■ Stated problem ■
Pick out all lines with the word "bottom" from the records that follow.

[Figure record extracts]
===============

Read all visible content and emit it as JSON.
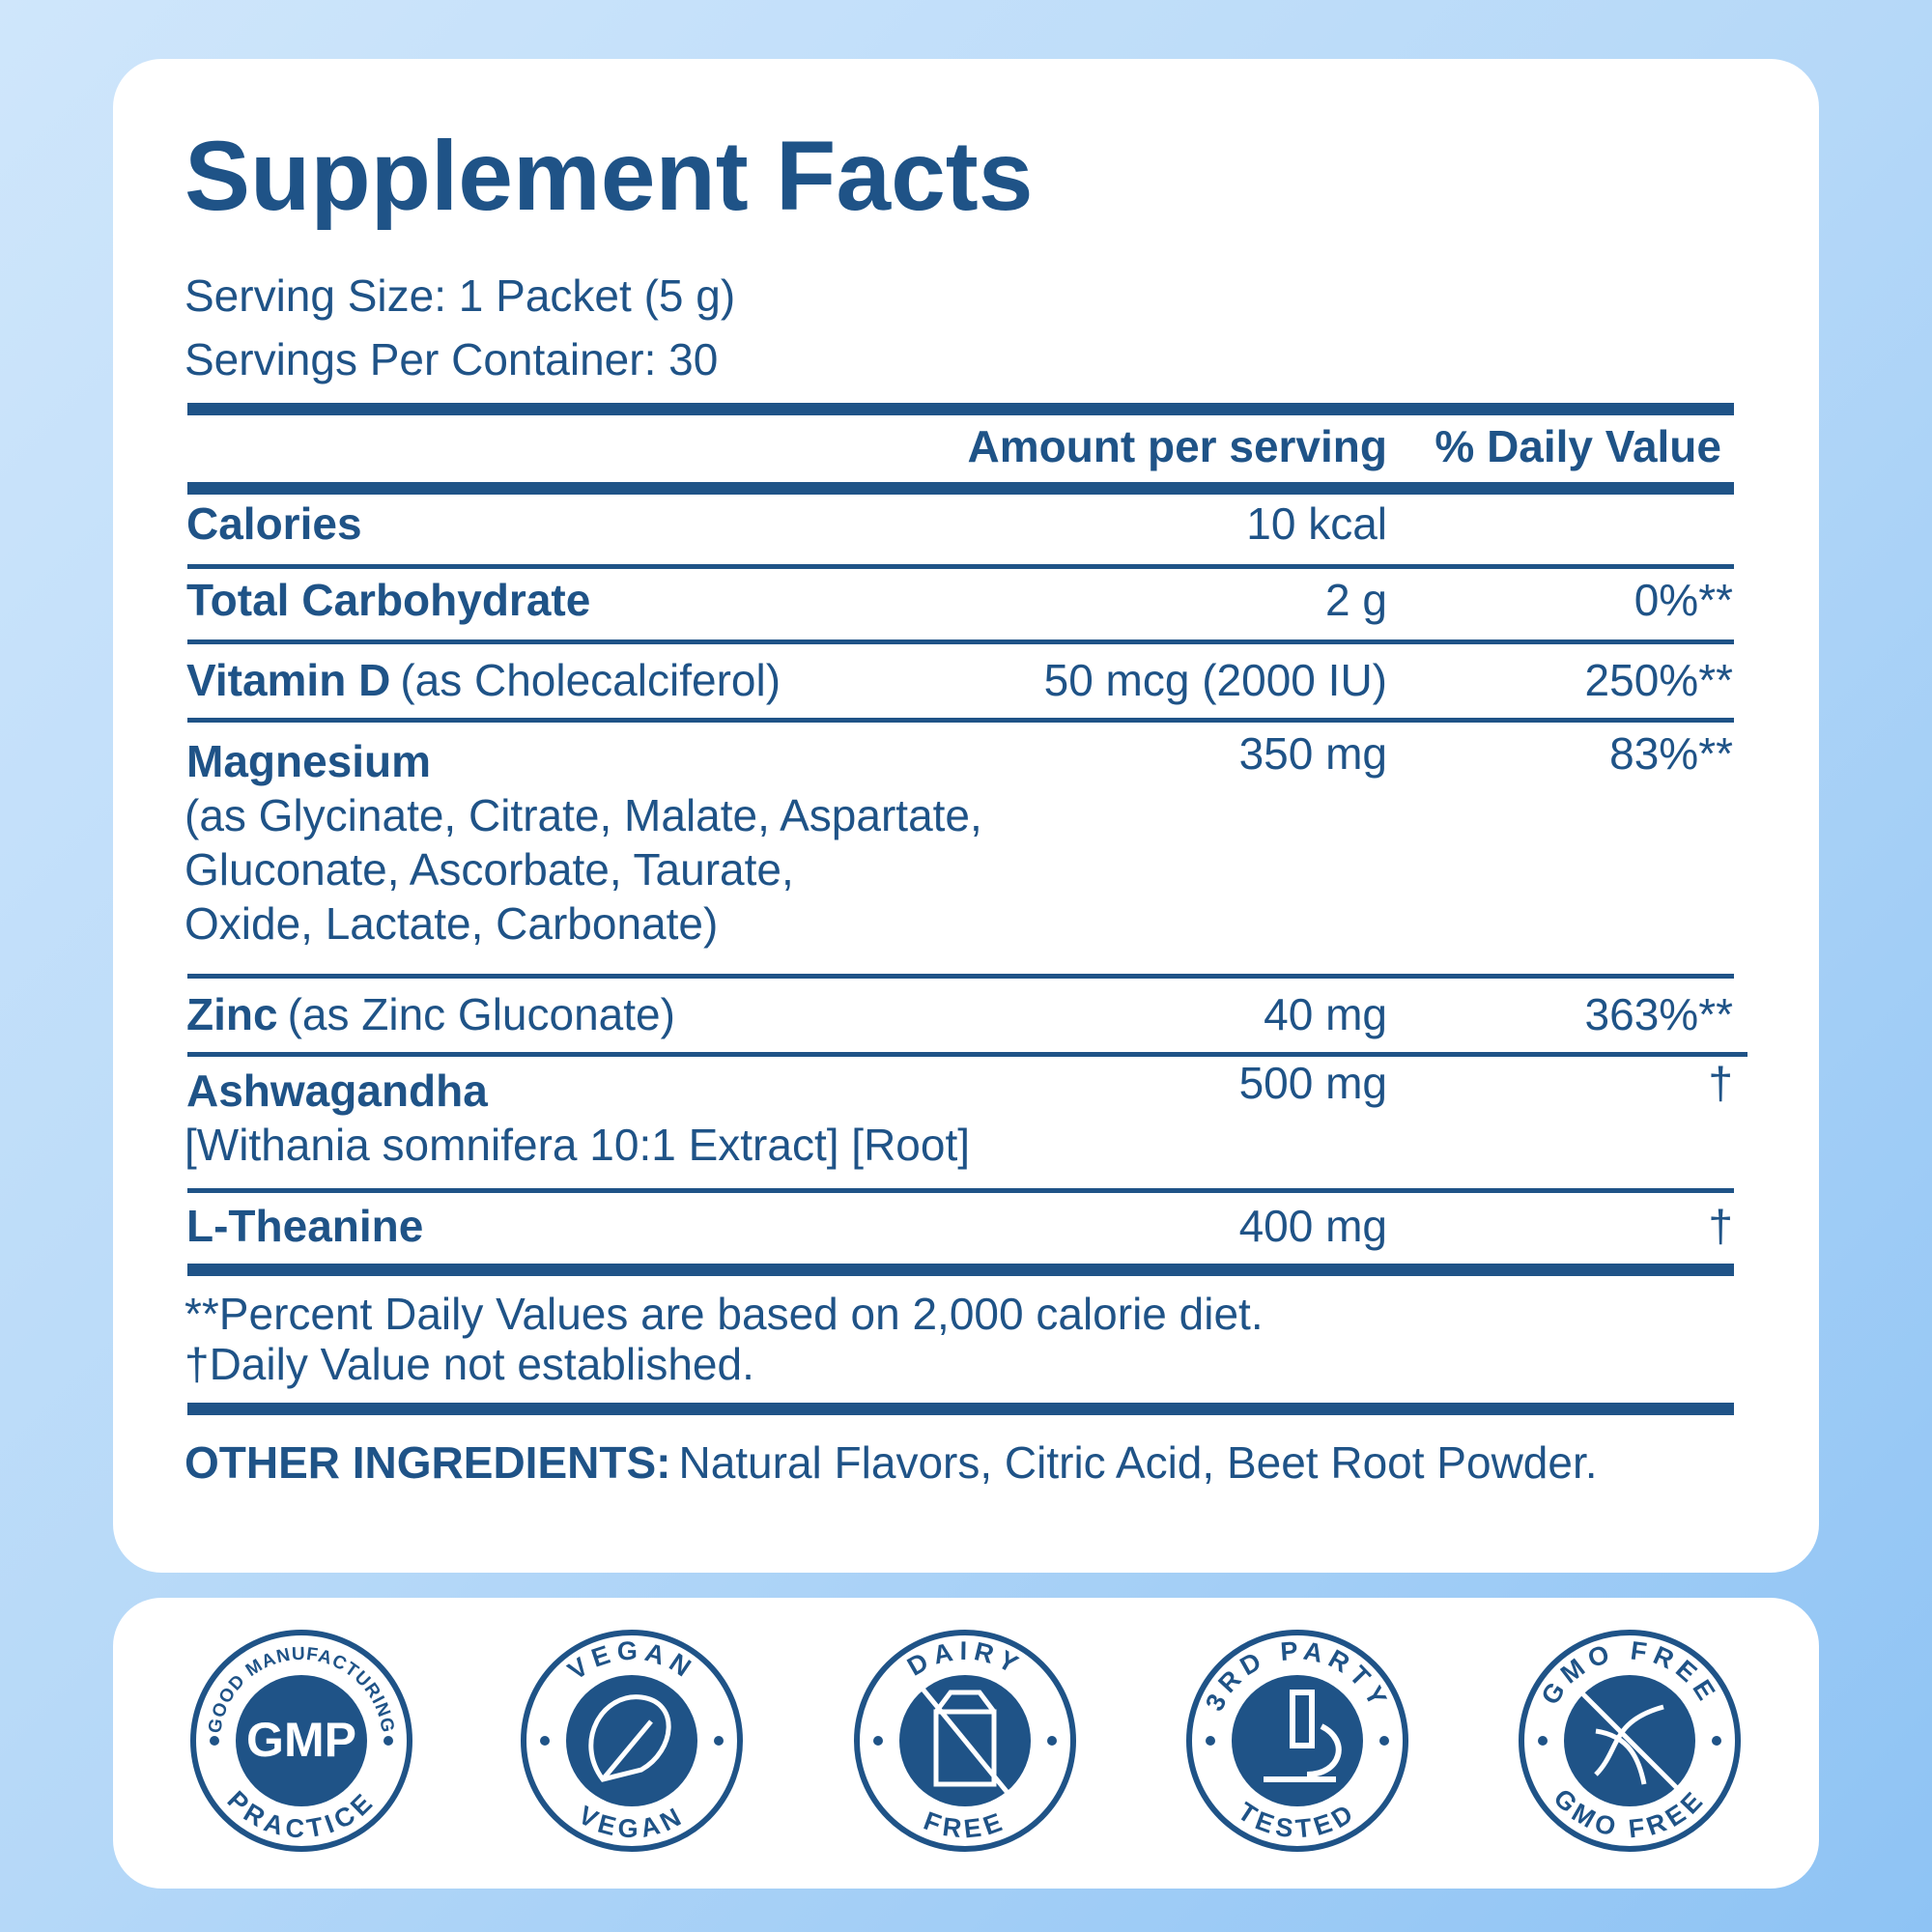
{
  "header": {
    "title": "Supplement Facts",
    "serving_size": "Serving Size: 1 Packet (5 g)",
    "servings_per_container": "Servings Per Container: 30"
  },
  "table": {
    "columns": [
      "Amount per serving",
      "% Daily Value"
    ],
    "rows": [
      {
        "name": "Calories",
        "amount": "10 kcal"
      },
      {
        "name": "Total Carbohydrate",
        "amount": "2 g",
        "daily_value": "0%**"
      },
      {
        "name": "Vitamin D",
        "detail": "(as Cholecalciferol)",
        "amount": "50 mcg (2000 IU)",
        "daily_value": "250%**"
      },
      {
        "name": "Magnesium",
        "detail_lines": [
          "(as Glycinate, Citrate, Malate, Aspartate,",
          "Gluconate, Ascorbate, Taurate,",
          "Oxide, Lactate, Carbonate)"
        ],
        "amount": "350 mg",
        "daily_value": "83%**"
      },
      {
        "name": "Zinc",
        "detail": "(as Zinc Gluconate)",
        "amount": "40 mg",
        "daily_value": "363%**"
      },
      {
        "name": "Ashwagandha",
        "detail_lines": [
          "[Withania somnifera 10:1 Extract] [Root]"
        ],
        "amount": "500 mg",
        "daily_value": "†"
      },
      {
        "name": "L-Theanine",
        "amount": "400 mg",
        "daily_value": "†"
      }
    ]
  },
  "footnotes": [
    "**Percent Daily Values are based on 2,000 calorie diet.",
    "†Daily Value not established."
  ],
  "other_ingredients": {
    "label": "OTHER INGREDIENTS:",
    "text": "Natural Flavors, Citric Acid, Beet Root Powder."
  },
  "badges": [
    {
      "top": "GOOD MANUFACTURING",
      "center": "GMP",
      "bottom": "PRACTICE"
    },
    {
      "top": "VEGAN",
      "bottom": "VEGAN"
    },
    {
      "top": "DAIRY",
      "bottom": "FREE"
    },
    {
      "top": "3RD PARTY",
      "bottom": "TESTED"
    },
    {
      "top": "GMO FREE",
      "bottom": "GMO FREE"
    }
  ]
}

===============

■ The response ■
      "bottom": "PRACTICE"
      "bottom": "VEGAN"
      "bottom": "FREE"
      "bottom": "TESTED"
      "bottom": "GMO FREE"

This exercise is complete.